Working data:
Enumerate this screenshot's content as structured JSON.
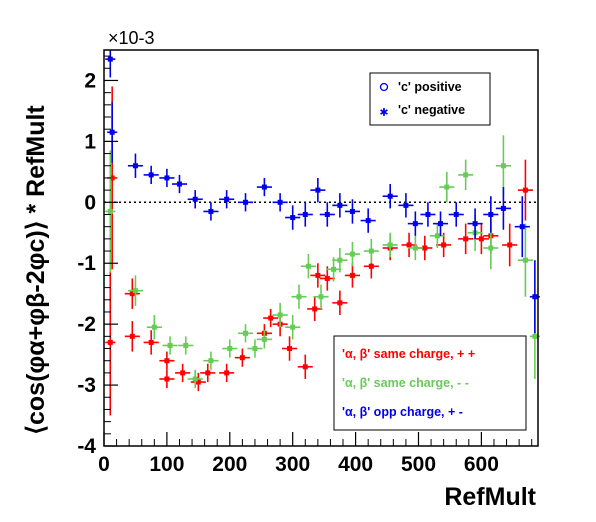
{
  "chart_data": {
    "type": "scatter",
    "title": "",
    "xlabel": "RefMult",
    "ylabel": "⟨cos(φα+φβ-2φc)⟩ * RefMult",
    "y_multiplier": "×10-3",
    "xlim": [
      0,
      690
    ],
    "ylim": [
      -4,
      2.5
    ],
    "xticks": [
      "0",
      "100",
      "200",
      "300",
      "400",
      "500",
      "600"
    ],
    "yticks": [
      "-4",
      "-3",
      "-2",
      "-1",
      "0",
      "1",
      "2"
    ],
    "zero_line": "dotted",
    "legend_top": {
      "placement": "top-right",
      "entries": [
        {
          "label": "'c' positive",
          "marker": "open-circle"
        },
        {
          "label": "'c' negative",
          "marker": "filled-star"
        }
      ]
    },
    "legend_bottom": {
      "placement": "bottom-right",
      "entries": [
        {
          "label": "'α, β'  same charge, + +",
          "color": "#ff0000"
        },
        {
          "label": "'α, β'  same charge, - -",
          "color": "#66cc55"
        },
        {
          "label": "'α, β'  opp charge, + -",
          "color": "#0000ee"
        }
      ]
    },
    "series": [
      {
        "name": "'α, β'  same charge, + +",
        "color": "#ff0000",
        "points": [
          {
            "x": 10,
            "y": -2.3,
            "xerr": 8,
            "yerr": 1.2
          },
          {
            "x": 13,
            "y": 0.4,
            "xerr": 8,
            "yerr": 1.5
          },
          {
            "x": 45,
            "y": -2.2,
            "xerr": 12,
            "yerr": 0.25
          },
          {
            "x": 45,
            "y": -1.5,
            "xerr": 12,
            "yerr": 0.25
          },
          {
            "x": 75,
            "y": -2.3,
            "xerr": 12,
            "yerr": 0.2
          },
          {
            "x": 100,
            "y": -2.9,
            "xerr": 12,
            "yerr": 0.15
          },
          {
            "x": 100,
            "y": -2.6,
            "xerr": 12,
            "yerr": 0.15
          },
          {
            "x": 125,
            "y": -2.8,
            "xerr": 12,
            "yerr": 0.15
          },
          {
            "x": 150,
            "y": -2.95,
            "xerr": 12,
            "yerr": 0.15
          },
          {
            "x": 165,
            "y": -2.8,
            "xerr": 12,
            "yerr": 0.15
          },
          {
            "x": 195,
            "y": -2.8,
            "xerr": 12,
            "yerr": 0.15
          },
          {
            "x": 220,
            "y": -2.55,
            "xerr": 12,
            "yerr": 0.15
          },
          {
            "x": 255,
            "y": -2.15,
            "xerr": 12,
            "yerr": 0.15
          },
          {
            "x": 265,
            "y": -1.9,
            "xerr": 12,
            "yerr": 0.15
          },
          {
            "x": 280,
            "y": -2.0,
            "xerr": 12,
            "yerr": 0.2
          },
          {
            "x": 295,
            "y": -2.4,
            "xerr": 12,
            "yerr": 0.2
          },
          {
            "x": 320,
            "y": -2.7,
            "xerr": 12,
            "yerr": 0.2
          },
          {
            "x": 335,
            "y": -1.75,
            "xerr": 12,
            "yerr": 0.2
          },
          {
            "x": 340,
            "y": -1.2,
            "xerr": 12,
            "yerr": 0.2
          },
          {
            "x": 355,
            "y": -1.25,
            "xerr": 12,
            "yerr": 0.2
          },
          {
            "x": 375,
            "y": -1.65,
            "xerr": 12,
            "yerr": 0.2
          },
          {
            "x": 395,
            "y": -1.2,
            "xerr": 12,
            "yerr": 0.2
          },
          {
            "x": 425,
            "y": -1.05,
            "xerr": 12,
            "yerr": 0.2
          },
          {
            "x": 455,
            "y": -0.75,
            "xerr": 12,
            "yerr": 0.2
          },
          {
            "x": 485,
            "y": -0.7,
            "xerr": 12,
            "yerr": 0.2
          },
          {
            "x": 510,
            "y": -0.75,
            "xerr": 12,
            "yerr": 0.2
          },
          {
            "x": 540,
            "y": -0.7,
            "xerr": 12,
            "yerr": 0.2
          },
          {
            "x": 575,
            "y": -0.6,
            "xerr": 12,
            "yerr": 0.25
          },
          {
            "x": 600,
            "y": -0.6,
            "xerr": 12,
            "yerr": 0.25
          },
          {
            "x": 615,
            "y": -0.55,
            "xerr": 12,
            "yerr": 0.3
          },
          {
            "x": 645,
            "y": -0.7,
            "xerr": 12,
            "yerr": 0.35
          },
          {
            "x": 670,
            "y": 0.2,
            "xerr": 12,
            "yerr": 0.5
          }
        ]
      },
      {
        "name": "'α, β'  same charge, - -",
        "color": "#66cc55",
        "points": [
          {
            "x": 10,
            "y": -0.15,
            "xerr": 8,
            "yerr": 1.0
          },
          {
            "x": 50,
            "y": -1.45,
            "xerr": 12,
            "yerr": 0.25
          },
          {
            "x": 80,
            "y": -2.05,
            "xerr": 12,
            "yerr": 0.2
          },
          {
            "x": 105,
            "y": -2.35,
            "xerr": 12,
            "yerr": 0.15
          },
          {
            "x": 130,
            "y": -2.35,
            "xerr": 12,
            "yerr": 0.15
          },
          {
            "x": 145,
            "y": -2.9,
            "xerr": 12,
            "yerr": 0.15
          },
          {
            "x": 170,
            "y": -2.6,
            "xerr": 12,
            "yerr": 0.15
          },
          {
            "x": 200,
            "y": -2.4,
            "xerr": 12,
            "yerr": 0.15
          },
          {
            "x": 225,
            "y": -2.15,
            "xerr": 12,
            "yerr": 0.15
          },
          {
            "x": 240,
            "y": -2.4,
            "xerr": 12,
            "yerr": 0.15
          },
          {
            "x": 255,
            "y": -2.25,
            "xerr": 12,
            "yerr": 0.15
          },
          {
            "x": 280,
            "y": -1.85,
            "xerr": 12,
            "yerr": 0.2
          },
          {
            "x": 300,
            "y": -2.05,
            "xerr": 12,
            "yerr": 0.2
          },
          {
            "x": 310,
            "y": -1.55,
            "xerr": 12,
            "yerr": 0.2
          },
          {
            "x": 325,
            "y": -1.05,
            "xerr": 12,
            "yerr": 0.2
          },
          {
            "x": 345,
            "y": -1.55,
            "xerr": 12,
            "yerr": 0.2
          },
          {
            "x": 365,
            "y": -1.1,
            "xerr": 12,
            "yerr": 0.2
          },
          {
            "x": 375,
            "y": -0.95,
            "xerr": 12,
            "yerr": 0.2
          },
          {
            "x": 395,
            "y": -0.85,
            "xerr": 12,
            "yerr": 0.2
          },
          {
            "x": 425,
            "y": -0.8,
            "xerr": 12,
            "yerr": 0.2
          },
          {
            "x": 455,
            "y": -0.7,
            "xerr": 12,
            "yerr": 0.2
          },
          {
            "x": 495,
            "y": -0.75,
            "xerr": 12,
            "yerr": 0.2
          },
          {
            "x": 530,
            "y": -0.55,
            "xerr": 12,
            "yerr": 0.2
          },
          {
            "x": 545,
            "y": 0.25,
            "xerr": 12,
            "yerr": 0.25
          },
          {
            "x": 575,
            "y": 0.45,
            "xerr": 12,
            "yerr": 0.25
          },
          {
            "x": 590,
            "y": -0.5,
            "xerr": 12,
            "yerr": 0.3
          },
          {
            "x": 615,
            "y": -0.75,
            "xerr": 12,
            "yerr": 0.35
          },
          {
            "x": 635,
            "y": 0.6,
            "xerr": 12,
            "yerr": 0.5
          },
          {
            "x": 670,
            "y": -0.95,
            "xerr": 12,
            "yerr": 0.6
          },
          {
            "x": 685,
            "y": -2.2,
            "xerr": 8,
            "yerr": 0.7
          }
        ]
      },
      {
        "name": "'α, β'  opp charge, + -",
        "color": "#0000ee",
        "points": [
          {
            "x": 10,
            "y": 2.35,
            "xerr": 8,
            "yerr": 0.3
          },
          {
            "x": 13,
            "y": 1.15,
            "xerr": 8,
            "yerr": 0.5
          },
          {
            "x": 50,
            "y": 0.6,
            "xerr": 12,
            "yerr": 0.2
          },
          {
            "x": 75,
            "y": 0.45,
            "xerr": 12,
            "yerr": 0.15
          },
          {
            "x": 100,
            "y": 0.4,
            "xerr": 12,
            "yerr": 0.15
          },
          {
            "x": 120,
            "y": 0.3,
            "xerr": 12,
            "yerr": 0.15
          },
          {
            "x": 145,
            "y": 0.05,
            "xerr": 12,
            "yerr": 0.15
          },
          {
            "x": 170,
            "y": -0.15,
            "xerr": 12,
            "yerr": 0.15
          },
          {
            "x": 195,
            "y": 0.05,
            "xerr": 12,
            "yerr": 0.15
          },
          {
            "x": 225,
            "y": 0.0,
            "xerr": 12,
            "yerr": 0.15
          },
          {
            "x": 255,
            "y": 0.25,
            "xerr": 12,
            "yerr": 0.15
          },
          {
            "x": 280,
            "y": 0.0,
            "xerr": 12,
            "yerr": 0.15
          },
          {
            "x": 300,
            "y": -0.25,
            "xerr": 12,
            "yerr": 0.2
          },
          {
            "x": 320,
            "y": -0.2,
            "xerr": 12,
            "yerr": 0.2
          },
          {
            "x": 340,
            "y": 0.2,
            "xerr": 12,
            "yerr": 0.2
          },
          {
            "x": 355,
            "y": -0.2,
            "xerr": 12,
            "yerr": 0.2
          },
          {
            "x": 375,
            "y": -0.05,
            "xerr": 12,
            "yerr": 0.2
          },
          {
            "x": 395,
            "y": -0.15,
            "xerr": 12,
            "yerr": 0.2
          },
          {
            "x": 420,
            "y": -0.3,
            "xerr": 12,
            "yerr": 0.2
          },
          {
            "x": 455,
            "y": 0.1,
            "xerr": 12,
            "yerr": 0.2
          },
          {
            "x": 480,
            "y": -0.05,
            "xerr": 12,
            "yerr": 0.2
          },
          {
            "x": 495,
            "y": -0.35,
            "xerr": 12,
            "yerr": 0.2
          },
          {
            "x": 515,
            "y": -0.2,
            "xerr": 12,
            "yerr": 0.2
          },
          {
            "x": 535,
            "y": -0.35,
            "xerr": 12,
            "yerr": 0.2
          },
          {
            "x": 560,
            "y": -0.2,
            "xerr": 12,
            "yerr": 0.2
          },
          {
            "x": 590,
            "y": -0.35,
            "xerr": 12,
            "yerr": 0.25
          },
          {
            "x": 615,
            "y": -0.2,
            "xerr": 12,
            "yerr": 0.3
          },
          {
            "x": 635,
            "y": -0.1,
            "xerr": 12,
            "yerr": 0.35
          },
          {
            "x": 665,
            "y": -0.4,
            "xerr": 12,
            "yerr": 0.5
          },
          {
            "x": 685,
            "y": -1.55,
            "xerr": 8,
            "yerr": 0.6
          }
        ]
      }
    ]
  }
}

Given problem:
Find every line that has "same" in it, then return those lines.

Exercise response:
          "label": "'α, β'  same charge, + +",
          "label": "'α, β'  same charge, - -",
        "name": "'α, β'  same charge, + +",
        "name": "'α, β'  same charge, - -",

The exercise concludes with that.